> _Figure content listings_
▬▬▬
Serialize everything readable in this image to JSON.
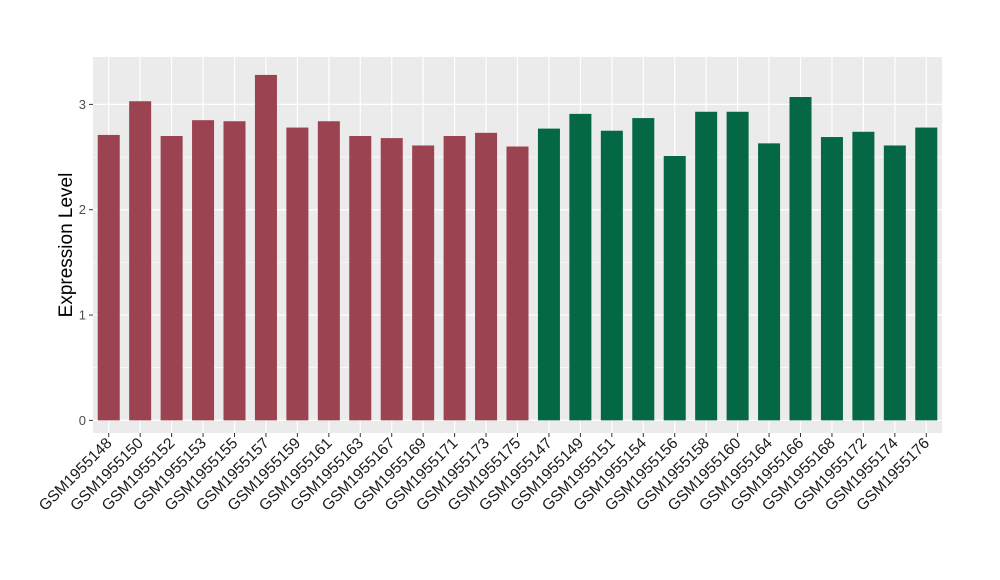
{
  "chart_data": {
    "type": "bar",
    "title": "",
    "xlabel": "",
    "ylabel": "Expression Level",
    "ylim": [
      -0.12,
      3.45
    ],
    "yticks": [
      0,
      1,
      2,
      3
    ],
    "grid": true,
    "legend": "none",
    "categories": [
      "GSM1955148",
      "GSM1955150",
      "GSM1955152",
      "GSM1955153",
      "GSM1955155",
      "GSM1955157",
      "GSM1955159",
      "GSM1955161",
      "GSM1955163",
      "GSM1955167",
      "GSM1955169",
      "GSM1955171",
      "GSM1955173",
      "GSM1955175",
      "GSM1955147",
      "GSM1955149",
      "GSM1955151",
      "GSM1955154",
      "GSM1955156",
      "GSM1955158",
      "GSM1955160",
      "GSM1955164",
      "GSM1955166",
      "GSM1955168",
      "GSM1955172",
      "GSM1955174",
      "GSM1955176"
    ],
    "values": [
      2.71,
      3.03,
      2.7,
      2.85,
      2.84,
      3.28,
      2.78,
      2.84,
      2.7,
      2.68,
      2.61,
      2.7,
      2.73,
      2.6,
      2.77,
      2.91,
      2.75,
      2.87,
      2.51,
      2.93,
      2.93,
      2.63,
      3.07,
      2.69,
      2.74,
      2.61,
      2.78
    ],
    "group_sizes": [
      14,
      13
    ],
    "colors": [
      "#9b4350",
      "#046845"
    ],
    "panel_background": "#ebebeb",
    "grid_color": "#ffffff"
  }
}
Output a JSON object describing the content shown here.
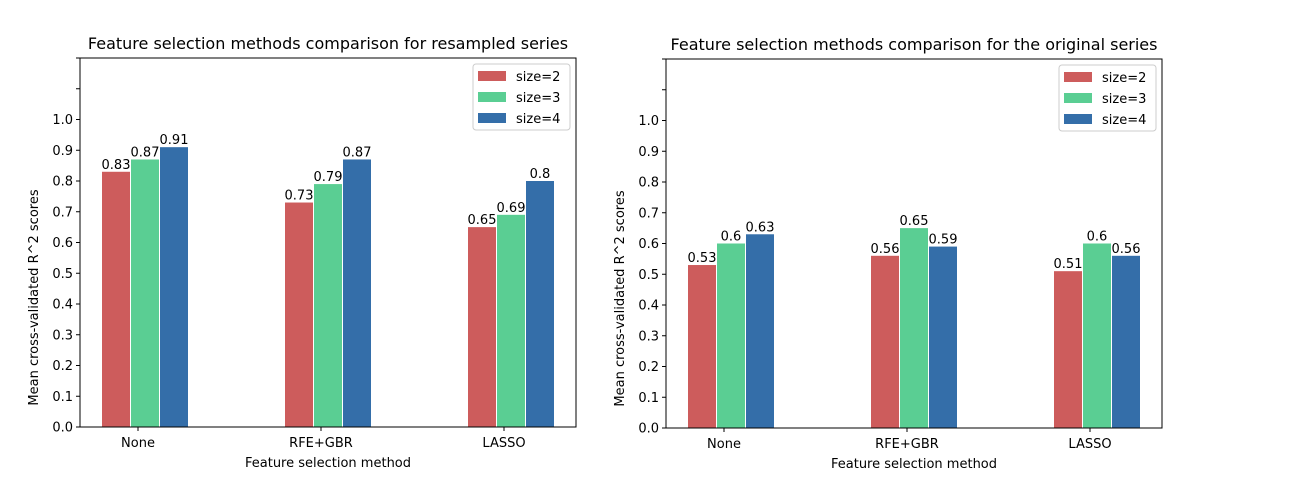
{
  "chart_data": [
    {
      "type": "bar",
      "title": "Feature selection methods comparison for resampled series",
      "xlabel": "Feature selection method",
      "ylabel": "Mean cross-validated R^2 scores",
      "categories": [
        "None",
        "RFE+GBR",
        "LASSO"
      ],
      "ylim": [
        0,
        1.2
      ],
      "yticks": [
        "0.0",
        "0.1",
        "0.2",
        "0.3",
        "0.4",
        "0.5",
        "0.6",
        "0.7",
        "0.8",
        "0.9",
        "1.0"
      ],
      "legend_position": "top-right",
      "grid": false,
      "series": [
        {
          "name": "size=2",
          "color": "#cd5c5c",
          "values": [
            0.83,
            0.73,
            0.65
          ],
          "labels": [
            "0.83",
            "0.73",
            "0.65"
          ]
        },
        {
          "name": "size=3",
          "color": "#5ace93",
          "values": [
            0.87,
            0.79,
            0.69
          ],
          "labels": [
            "0.87",
            "0.79",
            "0.69"
          ]
        },
        {
          "name": "size=4",
          "color": "#346ea9",
          "values": [
            0.91,
            0.87,
            0.8
          ],
          "labels": [
            "0.91",
            "0.87",
            "0.8"
          ]
        }
      ]
    },
    {
      "type": "bar",
      "title": "Feature selection methods comparison for the original series",
      "xlabel": "Feature selection method",
      "ylabel": "Mean cross-validated R^2 scores",
      "categories": [
        "None",
        "RFE+GBR",
        "LASSO"
      ],
      "ylim": [
        0,
        1.2
      ],
      "yticks": [
        "0.0",
        "0.1",
        "0.2",
        "0.3",
        "0.4",
        "0.5",
        "0.6",
        "0.7",
        "0.8",
        "0.9",
        "1.0"
      ],
      "legend_position": "top-right",
      "grid": false,
      "series": [
        {
          "name": "size=2",
          "color": "#cd5c5c",
          "values": [
            0.53,
            0.56,
            0.51
          ],
          "labels": [
            "0.53",
            "0.56",
            "0.51"
          ]
        },
        {
          "name": "size=3",
          "color": "#5ace93",
          "values": [
            0.6,
            0.65,
            0.6
          ],
          "labels": [
            "0.6",
            "0.65",
            "0.6"
          ]
        },
        {
          "name": "size=4",
          "color": "#346ea9",
          "values": [
            0.63,
            0.59,
            0.56
          ],
          "labels": [
            "0.63",
            "0.59",
            "0.56"
          ]
        }
      ]
    }
  ]
}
▬▬▬
> _Instructions to follow_
From the entries above, return each line with the word "comparison" in it.

> _Expected answer_
      "title": "Feature selection methods comparison for resampled series",
      "title": "Feature selection methods comparison for the original series",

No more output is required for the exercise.